→ **WHAT TO PRODUCE**
Look through the data and write out every line with the word "GUISELEY" in it.

★ ★ ★ ★

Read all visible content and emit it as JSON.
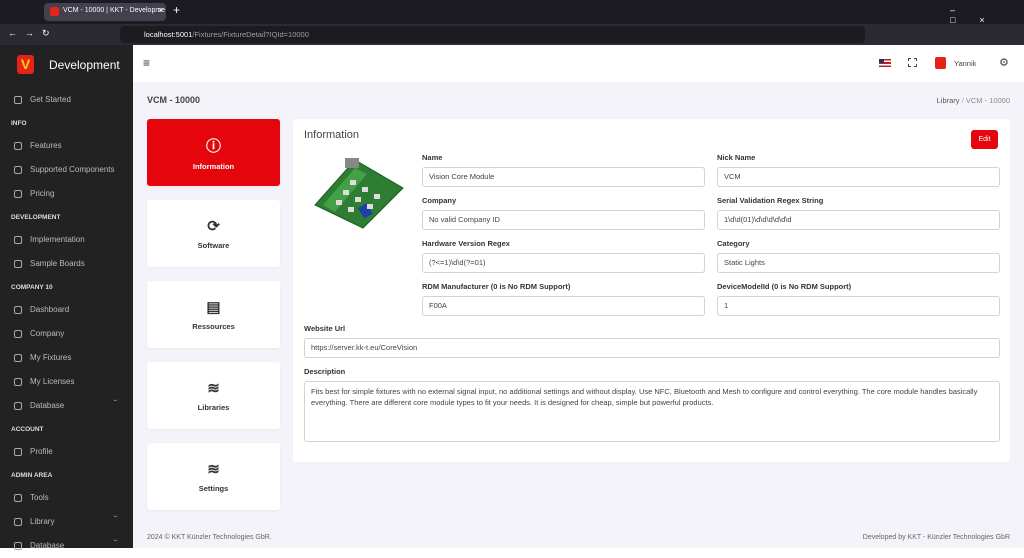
{
  "browser": {
    "tab_title": "VCM - 10000 | KKT - Developme",
    "url_host": "localhost:5001",
    "url_path": "/Fixtures/FixtureDetail?IQId=10000"
  },
  "sidebar": {
    "brand": "Development",
    "top": [
      {
        "label": "Get Started"
      }
    ],
    "sections": [
      {
        "heading": "INFO",
        "items": [
          {
            "label": "Features"
          },
          {
            "label": "Supported Components"
          },
          {
            "label": "Pricing"
          }
        ]
      },
      {
        "heading": "DEVELOPMENT",
        "items": [
          {
            "label": "Implementation"
          },
          {
            "label": "Sample Boards"
          }
        ]
      },
      {
        "heading": "COMPANY 10",
        "items": [
          {
            "label": "Dashboard"
          },
          {
            "label": "Company"
          },
          {
            "label": "My Fixtures"
          },
          {
            "label": "My Licenses"
          },
          {
            "label": "Database",
            "submenu": true
          }
        ]
      },
      {
        "heading": "ACCOUNT",
        "items": [
          {
            "label": "Profile"
          }
        ]
      },
      {
        "heading": "ADMIN AREA",
        "items": [
          {
            "label": "Tools"
          },
          {
            "label": "Library",
            "submenu": true
          },
          {
            "label": "Database",
            "submenu": true
          }
        ]
      }
    ]
  },
  "header": {
    "user": "Yannik"
  },
  "page": {
    "title": "VCM - 10000",
    "breadcrumb": [
      "Library",
      "VCM - 10000"
    ]
  },
  "nav_cards": [
    "Information",
    "Software",
    "Ressources",
    "Libraries",
    "Settings"
  ],
  "panel": {
    "title": "Information",
    "edit": "Edit",
    "fields": [
      {
        "label": "Name",
        "value": "Vision Core Module"
      },
      {
        "label": "Nick Name",
        "value": "VCM"
      },
      {
        "label": "Company",
        "value": "No valid Company ID"
      },
      {
        "label": "Serial Validation Regex String",
        "value": "1\\d\\d(01)\\d\\d\\d\\d\\d\\d"
      },
      {
        "label": "Hardware Version Regex",
        "value": "(?<=1)\\d\\d(?=01)"
      },
      {
        "label": "Category",
        "value": "Static Lights"
      },
      {
        "label": "RDM Manufacturer (0 is No RDM Support)",
        "value": "F00A"
      },
      {
        "label": "DeviceModelId (0 is No RDM Support)",
        "value": "1"
      }
    ],
    "website": {
      "label": "Website Url",
      "value": "https://server.kk-t.eu/CoreVision"
    },
    "description": {
      "label": "Description",
      "value": "Fits best for simple fixtures with no external signal input, no additional settings and without display. Use NFC, Bluetooth and Mesh to configure and control everything. The core module handles basically everything. There are different core module types to fit your needs. It is designed for cheap, simple but powerful products."
    }
  },
  "footer": {
    "left": "2024 © KKT Künzler Technologies GbR.",
    "right": "Developed by KKT - Künzler Technologies GbR"
  }
}
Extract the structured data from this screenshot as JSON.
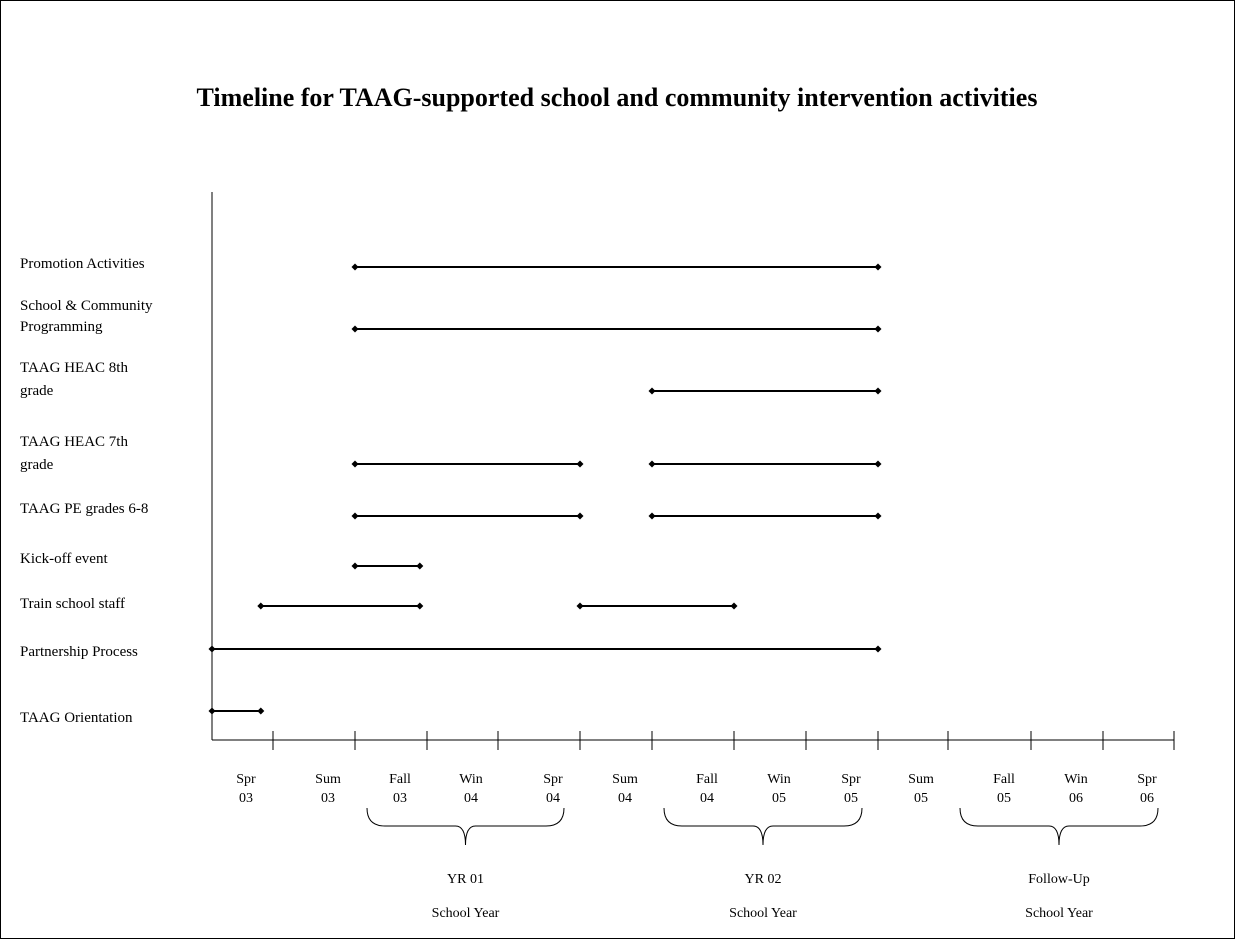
{
  "chart_data": {
    "type": "timeline",
    "title": "Timeline for TAAG-supported school and community intervention activities",
    "periods": [
      {
        "season": "Spr",
        "year": "03"
      },
      {
        "season": "Sum",
        "year": "03"
      },
      {
        "season": "Fall",
        "year": "03"
      },
      {
        "season": "Win",
        "year": "04"
      },
      {
        "season": "Spr",
        "year": "04"
      },
      {
        "season": "Sum",
        "year": "04"
      },
      {
        "season": "Fall",
        "year": "04"
      },
      {
        "season": "Win",
        "year": "05"
      },
      {
        "season": "Spr",
        "year": "05"
      },
      {
        "season": "Sum",
        "year": "05"
      },
      {
        "season": "Fall",
        "year": "05"
      },
      {
        "season": "Win",
        "year": "06"
      },
      {
        "season": "Spr",
        "year": "06"
      }
    ],
    "activities": [
      {
        "label": [
          "Promotion Activities"
        ],
        "segments": [
          [
            2,
            9
          ]
        ]
      },
      {
        "label": [
          "School & Community",
          "Programming"
        ],
        "segments": [
          [
            2,
            9
          ]
        ]
      },
      {
        "label": [
          "TAAG HEAC 8th",
          "grade"
        ],
        "segments": [
          [
            6,
            9
          ]
        ]
      },
      {
        "label": [
          "TAAG HEAC 7th",
          "grade"
        ],
        "segments": [
          [
            2,
            5
          ],
          [
            6,
            9
          ]
        ]
      },
      {
        "label": [
          "TAAG PE grades 6-8"
        ],
        "segments": [
          [
            2,
            5
          ],
          [
            6,
            9
          ]
        ]
      },
      {
        "label": [
          "Kick-off event"
        ],
        "segments": [
          [
            2,
            2.9
          ]
        ]
      },
      {
        "label": [
          "Train school staff"
        ],
        "segments": [
          [
            0.8,
            2.9
          ],
          [
            5,
            7
          ]
        ]
      },
      {
        "label": [
          "Partnership Process"
        ],
        "segments": [
          [
            0,
            9
          ]
        ]
      },
      {
        "label": [
          "TAAG Orientation"
        ],
        "segments": [
          [
            0,
            0.8
          ]
        ]
      }
    ],
    "school_years": [
      {
        "line1": "YR 01",
        "line2": "School Year",
        "start_period": 2,
        "end_period": 4
      },
      {
        "line1": "YR 02",
        "line2": "School Year",
        "start_period": 6,
        "end_period": 8
      },
      {
        "line1": "Follow-Up",
        "line2": "School Year",
        "start_period": 10,
        "end_period": 12
      }
    ]
  }
}
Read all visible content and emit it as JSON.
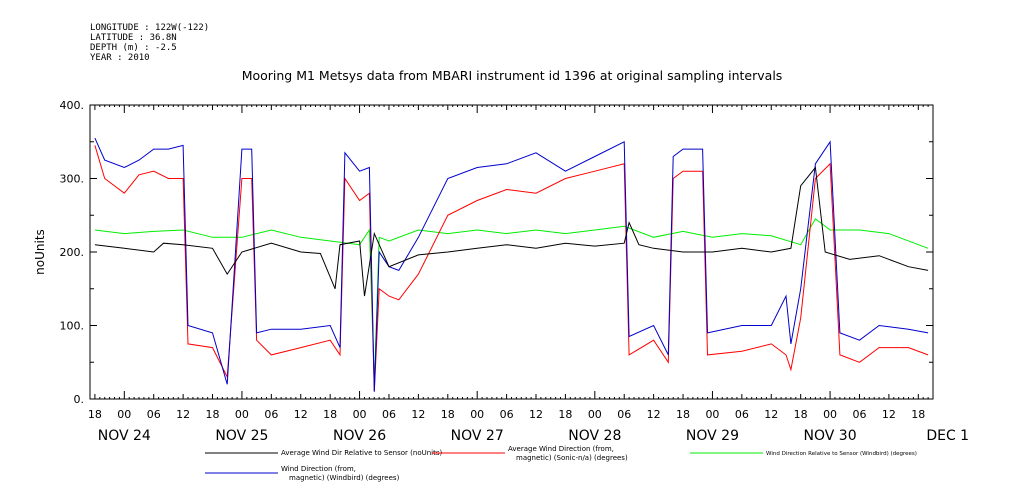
{
  "header": {
    "longitude": "LONGITUDE : 122W(-122)",
    "latitude": "LATITUDE : 36.8N",
    "depth": "DEPTH (m) : -2.5",
    "year": "YEAR : 2010"
  },
  "chart_data": {
    "type": "line",
    "title": "Mooring M1 Metsys data from MBARI instrument id 1396 at original sampling intervals",
    "ylabel": "noUnits",
    "xlabel": "",
    "ylim": [
      0,
      400
    ],
    "xlim_hours": [
      -7,
      165
    ],
    "y_ticks": [
      "0.",
      "100.",
      "200.",
      "300.",
      "400."
    ],
    "x_tick_labels": [
      "18",
      "00",
      "06",
      "12",
      "18",
      "00",
      "06",
      "12",
      "18",
      "00",
      "06",
      "12",
      "18",
      "00",
      "06",
      "12",
      "18",
      "00",
      "06",
      "12",
      "18",
      "00",
      "06",
      "12",
      "18",
      "00",
      "06",
      "12",
      "18"
    ],
    "day_labels": [
      "NOV 24",
      "NOV 25",
      "NOV 26",
      "NOV 27",
      "NOV 28",
      "NOV 29",
      "NOV 30",
      "DEC  1"
    ],
    "grid": false,
    "legend_position": "bottom",
    "series": [
      {
        "name": "Average Wind Dir Relative to Sensor (noUnits)",
        "color": "#000000",
        "points": [
          [
            -6,
            210
          ],
          [
            0,
            205
          ],
          [
            6,
            200
          ],
          [
            8,
            212
          ],
          [
            12,
            210
          ],
          [
            18,
            205
          ],
          [
            21,
            170
          ],
          [
            24,
            200
          ],
          [
            30,
            212
          ],
          [
            36,
            200
          ],
          [
            40,
            198
          ],
          [
            43,
            150
          ],
          [
            44,
            210
          ],
          [
            48,
            215
          ],
          [
            49,
            140
          ],
          [
            51,
            225
          ],
          [
            54,
            180
          ],
          [
            60,
            196
          ],
          [
            66,
            200
          ],
          [
            72,
            205
          ],
          [
            78,
            210
          ],
          [
            84,
            205
          ],
          [
            90,
            212
          ],
          [
            96,
            208
          ],
          [
            102,
            212
          ],
          [
            103,
            240
          ],
          [
            105,
            210
          ],
          [
            108,
            205
          ],
          [
            114,
            200
          ],
          [
            120,
            200
          ],
          [
            126,
            205
          ],
          [
            132,
            200
          ],
          [
            136,
            205
          ],
          [
            138,
            290
          ],
          [
            141,
            315
          ],
          [
            143,
            200
          ],
          [
            148,
            190
          ],
          [
            154,
            195
          ],
          [
            160,
            180
          ],
          [
            164,
            175
          ]
        ]
      },
      {
        "name": "Average Wind Direction (from, magnetic) (Sonic-n/a) (degrees)",
        "color": "#ff0000",
        "points": [
          [
            -6,
            345
          ],
          [
            -4,
            300
          ],
          [
            0,
            280
          ],
          [
            3,
            305
          ],
          [
            6,
            310
          ],
          [
            9,
            300
          ],
          [
            12,
            300
          ],
          [
            13,
            75
          ],
          [
            18,
            70
          ],
          [
            21,
            30
          ],
          [
            24,
            300
          ],
          [
            26,
            300
          ],
          [
            27,
            80
          ],
          [
            30,
            60
          ],
          [
            36,
            70
          ],
          [
            42,
            80
          ],
          [
            44,
            60
          ],
          [
            45,
            300
          ],
          [
            48,
            270
          ],
          [
            50,
            280
          ],
          [
            51,
            10
          ],
          [
            52,
            150
          ],
          [
            54,
            140
          ],
          [
            56,
            135
          ],
          [
            60,
            170
          ],
          [
            66,
            250
          ],
          [
            72,
            270
          ],
          [
            78,
            285
          ],
          [
            84,
            280
          ],
          [
            90,
            300
          ],
          [
            96,
            310
          ],
          [
            102,
            320
          ],
          [
            103,
            60
          ],
          [
            108,
            80
          ],
          [
            111,
            50
          ],
          [
            112,
            300
          ],
          [
            114,
            310
          ],
          [
            118,
            310
          ],
          [
            119,
            60
          ],
          [
            126,
            65
          ],
          [
            132,
            75
          ],
          [
            135,
            60
          ],
          [
            136,
            40
          ],
          [
            138,
            110
          ],
          [
            141,
            300
          ],
          [
            144,
            320
          ],
          [
            146,
            60
          ],
          [
            150,
            50
          ],
          [
            154,
            70
          ],
          [
            160,
            70
          ],
          [
            164,
            60
          ]
        ]
      },
      {
        "name": "Wind Direction Relative to Sensor (Windbird) (degrees)",
        "color": "#00ee00",
        "points": [
          [
            -6,
            230
          ],
          [
            0,
            225
          ],
          [
            6,
            228
          ],
          [
            12,
            230
          ],
          [
            18,
            220
          ],
          [
            24,
            220
          ],
          [
            30,
            230
          ],
          [
            36,
            220
          ],
          [
            42,
            215
          ],
          [
            48,
            210
          ],
          [
            50,
            230
          ],
          [
            51,
            20
          ],
          [
            52,
            220
          ],
          [
            54,
            215
          ],
          [
            60,
            230
          ],
          [
            66,
            225
          ],
          [
            72,
            230
          ],
          [
            78,
            225
          ],
          [
            84,
            230
          ],
          [
            90,
            225
          ],
          [
            96,
            230
          ],
          [
            102,
            235
          ],
          [
            108,
            220
          ],
          [
            114,
            228
          ],
          [
            120,
            220
          ],
          [
            126,
            225
          ],
          [
            132,
            222
          ],
          [
            138,
            210
          ],
          [
            141,
            245
          ],
          [
            144,
            230
          ],
          [
            150,
            230
          ],
          [
            156,
            225
          ],
          [
            164,
            205
          ]
        ]
      },
      {
        "name": "Wind Direction (from, magnetic) (Windbird) (degrees)",
        "color": "#0000cc",
        "points": [
          [
            -6,
            355
          ],
          [
            -4,
            325
          ],
          [
            0,
            315
          ],
          [
            3,
            325
          ],
          [
            6,
            340
          ],
          [
            9,
            340
          ],
          [
            12,
            345
          ],
          [
            13,
            100
          ],
          [
            18,
            90
          ],
          [
            21,
            20
          ],
          [
            24,
            340
          ],
          [
            26,
            340
          ],
          [
            27,
            90
          ],
          [
            30,
            95
          ],
          [
            36,
            95
          ],
          [
            42,
            100
          ],
          [
            44,
            70
          ],
          [
            45,
            335
          ],
          [
            48,
            310
          ],
          [
            50,
            315
          ],
          [
            51,
            10
          ],
          [
            52,
            200
          ],
          [
            54,
            180
          ],
          [
            56,
            175
          ],
          [
            60,
            220
          ],
          [
            66,
            300
          ],
          [
            72,
            315
          ],
          [
            78,
            320
          ],
          [
            84,
            335
          ],
          [
            90,
            310
          ],
          [
            96,
            330
          ],
          [
            102,
            350
          ],
          [
            103,
            85
          ],
          [
            108,
            100
          ],
          [
            111,
            60
          ],
          [
            112,
            330
          ],
          [
            114,
            340
          ],
          [
            118,
            340
          ],
          [
            119,
            90
          ],
          [
            126,
            100
          ],
          [
            132,
            100
          ],
          [
            135,
            140
          ],
          [
            136,
            75
          ],
          [
            138,
            150
          ],
          [
            141,
            320
          ],
          [
            144,
            350
          ],
          [
            146,
            90
          ],
          [
            150,
            80
          ],
          [
            154,
            100
          ],
          [
            160,
            95
          ],
          [
            164,
            90
          ]
        ]
      }
    ]
  }
}
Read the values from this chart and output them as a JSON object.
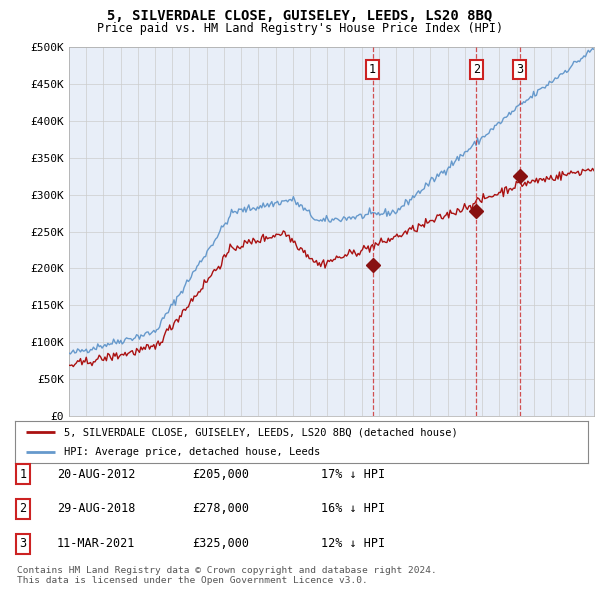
{
  "title1": "5, SILVERDALE CLOSE, GUISELEY, LEEDS, LS20 8BQ",
  "title2": "Price paid vs. HM Land Registry's House Price Index (HPI)",
  "ylabel_ticks": [
    "£0",
    "£50K",
    "£100K",
    "£150K",
    "£200K",
    "£250K",
    "£300K",
    "£350K",
    "£400K",
    "£450K",
    "£500K"
  ],
  "ytick_values": [
    0,
    50000,
    100000,
    150000,
    200000,
    250000,
    300000,
    350000,
    400000,
    450000,
    500000
  ],
  "xlim_start": 1995.0,
  "xlim_end": 2025.5,
  "ylim": [
    0,
    500000
  ],
  "sale_dates": [
    2012.64,
    2018.66,
    2021.19
  ],
  "sale_prices": [
    205000,
    278000,
    325000
  ],
  "sale_labels": [
    "1",
    "2",
    "3"
  ],
  "legend_line1": "5, SILVERDALE CLOSE, GUISELEY, LEEDS, LS20 8BQ (detached house)",
  "legend_line2": "HPI: Average price, detached house, Leeds",
  "table_data": [
    [
      "1",
      "20-AUG-2012",
      "£205,000",
      "17% ↓ HPI"
    ],
    [
      "2",
      "29-AUG-2018",
      "£278,000",
      "16% ↓ HPI"
    ],
    [
      "3",
      "11-MAR-2021",
      "£325,000",
      "12% ↓ HPI"
    ]
  ],
  "footnote1": "Contains HM Land Registry data © Crown copyright and database right 2024.",
  "footnote2": "This data is licensed under the Open Government Licence v3.0.",
  "hpi_color": "#6699cc",
  "price_color": "#aa1111",
  "bg_color": "#e8eef8",
  "grid_color": "#cccccc",
  "sale_marker_color": "#881111",
  "dashed_line_color": "#cc3333"
}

★ ★ ★ ★

→ **TASK ANSWER**
  "title1": "5, SILVERDALE CLOSE, GUISELEY, LEEDS, LS20 8BQ",
  "legend_line1": "5, SILVERDALE CLOSE, GUISELEY, LEEDS, LS20 8BQ (detached house)",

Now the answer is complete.